WHAT IS BEING ASKED:
What is the number of lines holding the word "между"? Give that number alone.

RECORDS SUPPLIED:
-.-.-

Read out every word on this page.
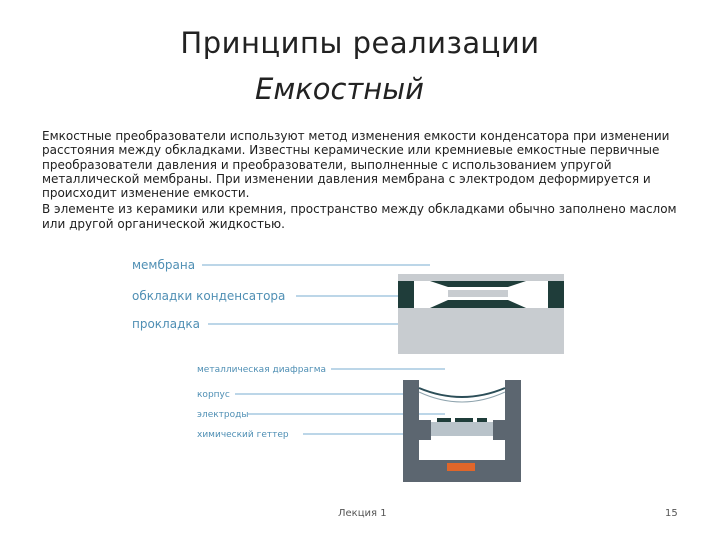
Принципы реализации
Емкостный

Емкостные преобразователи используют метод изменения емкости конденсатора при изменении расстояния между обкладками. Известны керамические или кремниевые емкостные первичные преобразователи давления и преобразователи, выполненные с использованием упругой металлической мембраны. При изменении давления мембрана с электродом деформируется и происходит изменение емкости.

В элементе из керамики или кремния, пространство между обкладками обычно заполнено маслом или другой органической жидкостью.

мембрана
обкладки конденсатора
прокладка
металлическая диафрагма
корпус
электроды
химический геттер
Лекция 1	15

-.-.-

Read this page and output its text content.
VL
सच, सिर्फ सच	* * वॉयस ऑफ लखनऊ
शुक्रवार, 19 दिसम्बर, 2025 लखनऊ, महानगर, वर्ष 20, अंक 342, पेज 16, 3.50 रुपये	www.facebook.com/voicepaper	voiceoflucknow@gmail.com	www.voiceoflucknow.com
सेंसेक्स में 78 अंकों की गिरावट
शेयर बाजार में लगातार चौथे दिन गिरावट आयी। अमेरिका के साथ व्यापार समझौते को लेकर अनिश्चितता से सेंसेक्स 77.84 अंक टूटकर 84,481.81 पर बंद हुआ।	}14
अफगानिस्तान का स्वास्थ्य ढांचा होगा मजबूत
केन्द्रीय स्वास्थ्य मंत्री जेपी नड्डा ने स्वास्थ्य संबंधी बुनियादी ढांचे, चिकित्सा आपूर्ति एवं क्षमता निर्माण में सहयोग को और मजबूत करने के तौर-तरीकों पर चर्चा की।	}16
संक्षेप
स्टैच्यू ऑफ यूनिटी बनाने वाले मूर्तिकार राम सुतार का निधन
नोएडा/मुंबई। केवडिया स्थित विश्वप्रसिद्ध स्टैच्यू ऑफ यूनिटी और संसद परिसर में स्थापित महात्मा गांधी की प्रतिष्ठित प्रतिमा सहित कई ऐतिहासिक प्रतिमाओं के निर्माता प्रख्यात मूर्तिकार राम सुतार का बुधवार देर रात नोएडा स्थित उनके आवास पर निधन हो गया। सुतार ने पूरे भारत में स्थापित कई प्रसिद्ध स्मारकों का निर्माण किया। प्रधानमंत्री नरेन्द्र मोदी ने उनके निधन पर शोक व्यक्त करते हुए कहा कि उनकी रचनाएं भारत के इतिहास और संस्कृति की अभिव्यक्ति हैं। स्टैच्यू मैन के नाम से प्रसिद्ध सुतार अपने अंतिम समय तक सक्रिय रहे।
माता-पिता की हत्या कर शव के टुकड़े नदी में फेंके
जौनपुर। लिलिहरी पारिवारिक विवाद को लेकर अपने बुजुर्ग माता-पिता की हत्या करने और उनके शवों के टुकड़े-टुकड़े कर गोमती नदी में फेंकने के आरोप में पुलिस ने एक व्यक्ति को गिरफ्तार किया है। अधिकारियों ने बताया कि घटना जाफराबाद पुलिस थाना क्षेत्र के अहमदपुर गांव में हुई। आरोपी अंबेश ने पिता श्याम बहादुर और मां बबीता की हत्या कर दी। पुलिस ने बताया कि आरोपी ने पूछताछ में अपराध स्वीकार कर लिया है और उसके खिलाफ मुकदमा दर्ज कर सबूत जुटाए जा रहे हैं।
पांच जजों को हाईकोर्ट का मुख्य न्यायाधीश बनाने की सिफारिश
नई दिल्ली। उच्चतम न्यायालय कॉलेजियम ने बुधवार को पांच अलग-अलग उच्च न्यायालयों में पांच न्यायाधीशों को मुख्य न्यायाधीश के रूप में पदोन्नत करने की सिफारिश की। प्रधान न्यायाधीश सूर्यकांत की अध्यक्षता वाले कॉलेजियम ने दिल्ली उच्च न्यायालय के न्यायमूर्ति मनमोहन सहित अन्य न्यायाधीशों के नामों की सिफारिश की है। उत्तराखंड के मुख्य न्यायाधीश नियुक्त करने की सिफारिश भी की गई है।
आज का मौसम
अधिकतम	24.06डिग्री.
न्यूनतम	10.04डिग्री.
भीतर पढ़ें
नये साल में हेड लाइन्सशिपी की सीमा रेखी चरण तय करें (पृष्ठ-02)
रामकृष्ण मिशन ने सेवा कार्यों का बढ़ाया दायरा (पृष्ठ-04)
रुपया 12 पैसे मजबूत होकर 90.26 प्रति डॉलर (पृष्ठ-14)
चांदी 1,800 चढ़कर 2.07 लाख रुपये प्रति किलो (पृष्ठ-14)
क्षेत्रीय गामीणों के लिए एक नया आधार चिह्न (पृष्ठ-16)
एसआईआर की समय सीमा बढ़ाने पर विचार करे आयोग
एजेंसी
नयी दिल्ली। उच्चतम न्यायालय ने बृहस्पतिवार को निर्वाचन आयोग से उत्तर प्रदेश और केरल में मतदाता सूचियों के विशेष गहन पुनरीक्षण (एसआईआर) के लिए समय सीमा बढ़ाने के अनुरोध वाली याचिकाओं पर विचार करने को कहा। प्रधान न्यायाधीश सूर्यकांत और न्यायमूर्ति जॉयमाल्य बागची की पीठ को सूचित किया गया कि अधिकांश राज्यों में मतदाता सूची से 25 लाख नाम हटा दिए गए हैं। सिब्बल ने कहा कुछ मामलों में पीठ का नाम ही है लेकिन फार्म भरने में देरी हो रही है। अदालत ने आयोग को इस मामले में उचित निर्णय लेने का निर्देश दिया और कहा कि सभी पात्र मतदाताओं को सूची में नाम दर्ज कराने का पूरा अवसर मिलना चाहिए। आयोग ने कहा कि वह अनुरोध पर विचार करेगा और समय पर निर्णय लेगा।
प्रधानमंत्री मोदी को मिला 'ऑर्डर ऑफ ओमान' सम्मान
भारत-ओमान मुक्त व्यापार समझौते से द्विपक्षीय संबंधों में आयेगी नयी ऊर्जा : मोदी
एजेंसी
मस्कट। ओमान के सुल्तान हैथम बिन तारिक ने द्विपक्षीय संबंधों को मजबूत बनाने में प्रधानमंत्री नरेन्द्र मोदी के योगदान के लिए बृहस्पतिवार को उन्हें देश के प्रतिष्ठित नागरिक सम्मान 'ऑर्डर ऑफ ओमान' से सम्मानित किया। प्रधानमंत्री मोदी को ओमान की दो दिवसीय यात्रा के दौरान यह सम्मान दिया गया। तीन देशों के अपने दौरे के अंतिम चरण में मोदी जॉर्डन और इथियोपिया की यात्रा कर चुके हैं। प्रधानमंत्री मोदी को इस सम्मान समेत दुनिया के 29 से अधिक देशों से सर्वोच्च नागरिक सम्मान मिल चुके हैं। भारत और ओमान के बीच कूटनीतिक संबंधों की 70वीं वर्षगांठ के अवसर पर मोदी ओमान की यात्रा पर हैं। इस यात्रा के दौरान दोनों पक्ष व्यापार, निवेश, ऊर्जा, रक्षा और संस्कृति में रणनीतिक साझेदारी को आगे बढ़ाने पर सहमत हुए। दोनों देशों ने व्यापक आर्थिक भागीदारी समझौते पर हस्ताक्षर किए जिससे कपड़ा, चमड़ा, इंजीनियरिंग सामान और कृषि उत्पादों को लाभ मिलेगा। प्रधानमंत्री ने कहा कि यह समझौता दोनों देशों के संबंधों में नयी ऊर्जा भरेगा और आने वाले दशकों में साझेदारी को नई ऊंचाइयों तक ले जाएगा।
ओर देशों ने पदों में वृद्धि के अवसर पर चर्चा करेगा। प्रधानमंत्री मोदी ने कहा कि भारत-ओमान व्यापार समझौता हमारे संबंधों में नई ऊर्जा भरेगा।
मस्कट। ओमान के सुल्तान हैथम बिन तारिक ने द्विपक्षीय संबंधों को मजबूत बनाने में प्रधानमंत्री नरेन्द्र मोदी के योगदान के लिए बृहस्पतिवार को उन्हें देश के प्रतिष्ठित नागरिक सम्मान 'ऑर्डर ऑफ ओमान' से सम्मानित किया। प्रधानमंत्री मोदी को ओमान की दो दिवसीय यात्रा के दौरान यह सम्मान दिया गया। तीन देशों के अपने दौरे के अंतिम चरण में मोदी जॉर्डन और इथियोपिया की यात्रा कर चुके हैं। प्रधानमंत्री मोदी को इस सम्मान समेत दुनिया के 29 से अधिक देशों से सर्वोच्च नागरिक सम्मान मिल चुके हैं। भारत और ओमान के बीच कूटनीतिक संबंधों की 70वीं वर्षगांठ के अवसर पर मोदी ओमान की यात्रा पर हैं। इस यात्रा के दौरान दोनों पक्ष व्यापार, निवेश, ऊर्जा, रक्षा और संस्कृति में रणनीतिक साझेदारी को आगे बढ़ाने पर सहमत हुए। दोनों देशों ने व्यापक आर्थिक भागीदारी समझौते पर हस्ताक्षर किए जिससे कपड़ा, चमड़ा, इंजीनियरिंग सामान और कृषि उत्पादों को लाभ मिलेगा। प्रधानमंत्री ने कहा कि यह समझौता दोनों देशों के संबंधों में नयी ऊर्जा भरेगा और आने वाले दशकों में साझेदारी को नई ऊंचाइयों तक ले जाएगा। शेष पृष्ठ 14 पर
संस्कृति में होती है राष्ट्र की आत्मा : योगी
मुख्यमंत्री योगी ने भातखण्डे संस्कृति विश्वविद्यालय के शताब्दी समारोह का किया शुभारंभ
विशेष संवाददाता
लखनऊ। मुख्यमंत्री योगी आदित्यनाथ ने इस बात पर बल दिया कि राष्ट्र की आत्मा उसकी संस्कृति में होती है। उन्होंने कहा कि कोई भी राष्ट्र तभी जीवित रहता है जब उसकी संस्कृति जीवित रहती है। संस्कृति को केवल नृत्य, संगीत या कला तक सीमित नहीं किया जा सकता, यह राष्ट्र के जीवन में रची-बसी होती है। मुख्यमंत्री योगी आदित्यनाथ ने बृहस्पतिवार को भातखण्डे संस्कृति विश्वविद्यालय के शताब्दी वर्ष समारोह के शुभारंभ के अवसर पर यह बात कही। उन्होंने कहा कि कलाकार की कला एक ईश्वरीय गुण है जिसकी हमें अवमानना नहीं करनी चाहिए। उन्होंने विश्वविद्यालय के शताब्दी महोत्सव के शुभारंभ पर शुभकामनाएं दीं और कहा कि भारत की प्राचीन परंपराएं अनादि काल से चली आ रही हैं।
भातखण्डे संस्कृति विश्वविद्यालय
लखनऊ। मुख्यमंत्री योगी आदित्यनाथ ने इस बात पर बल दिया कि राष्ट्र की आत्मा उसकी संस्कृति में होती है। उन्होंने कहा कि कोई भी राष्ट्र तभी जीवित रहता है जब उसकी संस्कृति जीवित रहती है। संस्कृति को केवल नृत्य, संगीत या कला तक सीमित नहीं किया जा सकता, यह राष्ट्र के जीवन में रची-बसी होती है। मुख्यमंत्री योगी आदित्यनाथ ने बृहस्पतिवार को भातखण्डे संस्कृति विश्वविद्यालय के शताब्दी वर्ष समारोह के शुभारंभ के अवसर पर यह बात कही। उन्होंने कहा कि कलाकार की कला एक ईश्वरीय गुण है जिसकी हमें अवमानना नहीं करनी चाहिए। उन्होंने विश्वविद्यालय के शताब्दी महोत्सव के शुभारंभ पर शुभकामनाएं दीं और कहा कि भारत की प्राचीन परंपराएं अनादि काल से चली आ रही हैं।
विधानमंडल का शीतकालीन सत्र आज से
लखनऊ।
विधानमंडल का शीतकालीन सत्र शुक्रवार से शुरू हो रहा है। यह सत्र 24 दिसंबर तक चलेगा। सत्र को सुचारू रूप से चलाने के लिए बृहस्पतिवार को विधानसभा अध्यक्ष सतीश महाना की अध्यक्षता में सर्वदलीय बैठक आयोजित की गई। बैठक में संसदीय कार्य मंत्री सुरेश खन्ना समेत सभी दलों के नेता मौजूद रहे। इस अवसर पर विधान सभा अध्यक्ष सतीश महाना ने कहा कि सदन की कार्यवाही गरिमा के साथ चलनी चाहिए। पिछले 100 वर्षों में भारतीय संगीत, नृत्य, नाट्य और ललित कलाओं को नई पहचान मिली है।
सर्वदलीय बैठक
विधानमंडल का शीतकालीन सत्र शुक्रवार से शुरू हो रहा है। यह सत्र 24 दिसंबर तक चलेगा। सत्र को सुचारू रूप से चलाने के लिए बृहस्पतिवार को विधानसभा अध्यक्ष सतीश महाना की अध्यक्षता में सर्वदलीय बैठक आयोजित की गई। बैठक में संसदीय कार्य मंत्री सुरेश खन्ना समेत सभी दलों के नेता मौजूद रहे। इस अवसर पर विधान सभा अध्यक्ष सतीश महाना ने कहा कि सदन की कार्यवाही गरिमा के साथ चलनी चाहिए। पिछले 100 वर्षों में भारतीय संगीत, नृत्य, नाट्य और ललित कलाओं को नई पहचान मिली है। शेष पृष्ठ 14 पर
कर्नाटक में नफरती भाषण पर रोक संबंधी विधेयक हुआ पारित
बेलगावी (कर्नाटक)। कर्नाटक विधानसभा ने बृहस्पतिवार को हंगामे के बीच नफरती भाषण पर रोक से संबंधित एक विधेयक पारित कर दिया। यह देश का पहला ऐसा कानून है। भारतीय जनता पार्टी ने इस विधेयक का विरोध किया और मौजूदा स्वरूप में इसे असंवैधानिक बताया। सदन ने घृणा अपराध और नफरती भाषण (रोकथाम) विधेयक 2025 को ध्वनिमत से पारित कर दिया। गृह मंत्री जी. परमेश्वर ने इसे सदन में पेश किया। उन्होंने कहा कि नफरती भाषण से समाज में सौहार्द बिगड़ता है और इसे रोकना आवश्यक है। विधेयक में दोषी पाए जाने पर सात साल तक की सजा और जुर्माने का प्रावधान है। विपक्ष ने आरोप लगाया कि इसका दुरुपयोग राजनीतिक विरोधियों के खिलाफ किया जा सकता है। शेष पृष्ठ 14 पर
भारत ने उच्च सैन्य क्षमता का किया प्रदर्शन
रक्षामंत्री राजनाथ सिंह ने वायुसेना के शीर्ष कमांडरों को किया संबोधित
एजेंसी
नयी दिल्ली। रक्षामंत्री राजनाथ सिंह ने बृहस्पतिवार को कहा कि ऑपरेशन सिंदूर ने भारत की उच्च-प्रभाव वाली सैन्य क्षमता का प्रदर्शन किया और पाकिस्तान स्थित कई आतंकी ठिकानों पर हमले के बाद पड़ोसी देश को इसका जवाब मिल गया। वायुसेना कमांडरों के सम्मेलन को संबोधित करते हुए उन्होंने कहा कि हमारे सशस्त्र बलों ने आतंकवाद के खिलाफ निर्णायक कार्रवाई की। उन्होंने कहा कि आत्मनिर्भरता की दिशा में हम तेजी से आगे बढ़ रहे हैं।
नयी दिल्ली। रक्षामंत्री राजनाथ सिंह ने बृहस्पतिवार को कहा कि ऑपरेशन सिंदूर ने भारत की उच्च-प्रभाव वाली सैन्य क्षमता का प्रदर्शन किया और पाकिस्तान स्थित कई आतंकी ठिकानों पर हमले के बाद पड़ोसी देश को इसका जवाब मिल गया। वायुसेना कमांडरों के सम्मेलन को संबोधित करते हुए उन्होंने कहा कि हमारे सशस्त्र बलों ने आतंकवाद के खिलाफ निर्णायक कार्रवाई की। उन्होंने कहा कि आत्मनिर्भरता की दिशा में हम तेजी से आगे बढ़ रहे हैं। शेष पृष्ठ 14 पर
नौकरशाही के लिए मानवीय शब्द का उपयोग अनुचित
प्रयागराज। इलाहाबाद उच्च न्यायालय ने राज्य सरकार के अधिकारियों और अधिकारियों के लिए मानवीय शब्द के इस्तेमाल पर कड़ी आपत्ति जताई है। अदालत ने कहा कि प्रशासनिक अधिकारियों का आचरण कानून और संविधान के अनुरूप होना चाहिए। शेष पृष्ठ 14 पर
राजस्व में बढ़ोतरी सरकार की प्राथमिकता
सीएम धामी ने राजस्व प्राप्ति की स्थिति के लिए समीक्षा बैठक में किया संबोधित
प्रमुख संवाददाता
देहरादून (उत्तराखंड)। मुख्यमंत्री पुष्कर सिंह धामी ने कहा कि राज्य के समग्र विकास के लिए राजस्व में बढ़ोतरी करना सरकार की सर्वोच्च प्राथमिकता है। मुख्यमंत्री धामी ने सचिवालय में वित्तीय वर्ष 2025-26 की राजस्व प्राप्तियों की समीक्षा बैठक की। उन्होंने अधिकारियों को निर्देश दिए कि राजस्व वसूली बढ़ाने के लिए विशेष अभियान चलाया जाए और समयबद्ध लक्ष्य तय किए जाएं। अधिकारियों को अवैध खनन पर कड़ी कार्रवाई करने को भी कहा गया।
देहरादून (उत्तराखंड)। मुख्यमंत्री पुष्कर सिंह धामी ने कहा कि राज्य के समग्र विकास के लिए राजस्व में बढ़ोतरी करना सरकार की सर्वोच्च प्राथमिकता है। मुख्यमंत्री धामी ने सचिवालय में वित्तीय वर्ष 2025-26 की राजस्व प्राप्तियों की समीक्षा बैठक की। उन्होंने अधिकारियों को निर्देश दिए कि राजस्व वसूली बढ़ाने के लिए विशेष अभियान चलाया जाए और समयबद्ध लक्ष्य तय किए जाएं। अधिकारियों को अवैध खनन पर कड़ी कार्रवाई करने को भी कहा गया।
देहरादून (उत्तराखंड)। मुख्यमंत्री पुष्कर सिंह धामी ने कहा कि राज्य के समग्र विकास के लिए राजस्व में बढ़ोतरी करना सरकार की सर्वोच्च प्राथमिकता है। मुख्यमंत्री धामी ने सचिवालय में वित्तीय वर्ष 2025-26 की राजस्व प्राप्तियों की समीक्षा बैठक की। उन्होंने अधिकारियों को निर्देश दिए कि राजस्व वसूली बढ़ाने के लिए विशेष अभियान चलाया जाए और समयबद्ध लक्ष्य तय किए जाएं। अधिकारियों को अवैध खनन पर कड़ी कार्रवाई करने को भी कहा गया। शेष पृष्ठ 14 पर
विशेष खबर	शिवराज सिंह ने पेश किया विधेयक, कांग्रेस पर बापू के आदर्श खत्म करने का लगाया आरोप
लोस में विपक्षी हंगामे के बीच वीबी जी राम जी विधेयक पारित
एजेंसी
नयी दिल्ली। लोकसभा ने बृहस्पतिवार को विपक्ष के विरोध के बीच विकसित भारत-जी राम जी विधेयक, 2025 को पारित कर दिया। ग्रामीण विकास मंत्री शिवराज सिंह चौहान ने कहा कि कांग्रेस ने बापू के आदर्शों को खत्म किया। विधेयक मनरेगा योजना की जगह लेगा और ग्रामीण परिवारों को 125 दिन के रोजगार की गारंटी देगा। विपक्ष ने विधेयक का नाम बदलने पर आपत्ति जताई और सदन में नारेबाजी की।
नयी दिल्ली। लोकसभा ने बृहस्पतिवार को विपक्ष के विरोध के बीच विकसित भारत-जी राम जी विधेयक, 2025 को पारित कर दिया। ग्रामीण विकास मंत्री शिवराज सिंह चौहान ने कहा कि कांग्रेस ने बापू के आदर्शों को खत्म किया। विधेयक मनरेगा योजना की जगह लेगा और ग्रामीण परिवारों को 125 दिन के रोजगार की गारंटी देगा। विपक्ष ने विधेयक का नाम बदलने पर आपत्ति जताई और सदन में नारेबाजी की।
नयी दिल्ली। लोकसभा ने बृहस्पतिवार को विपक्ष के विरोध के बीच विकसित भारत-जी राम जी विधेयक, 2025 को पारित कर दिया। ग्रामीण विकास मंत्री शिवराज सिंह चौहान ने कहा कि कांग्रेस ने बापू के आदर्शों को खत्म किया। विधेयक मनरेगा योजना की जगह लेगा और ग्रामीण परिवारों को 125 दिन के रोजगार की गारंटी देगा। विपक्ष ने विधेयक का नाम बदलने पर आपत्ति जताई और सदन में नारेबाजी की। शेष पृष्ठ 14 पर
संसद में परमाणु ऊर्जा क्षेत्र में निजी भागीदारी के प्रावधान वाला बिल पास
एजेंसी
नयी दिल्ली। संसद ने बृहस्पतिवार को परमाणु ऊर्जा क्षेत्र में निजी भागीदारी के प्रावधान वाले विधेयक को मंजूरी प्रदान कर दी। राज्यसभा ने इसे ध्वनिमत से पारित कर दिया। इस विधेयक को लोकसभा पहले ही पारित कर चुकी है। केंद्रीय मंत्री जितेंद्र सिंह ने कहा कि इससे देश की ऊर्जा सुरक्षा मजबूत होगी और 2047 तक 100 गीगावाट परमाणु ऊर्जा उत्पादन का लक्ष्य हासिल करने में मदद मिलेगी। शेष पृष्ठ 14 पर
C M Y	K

-.-.-

TASK RESULT:
2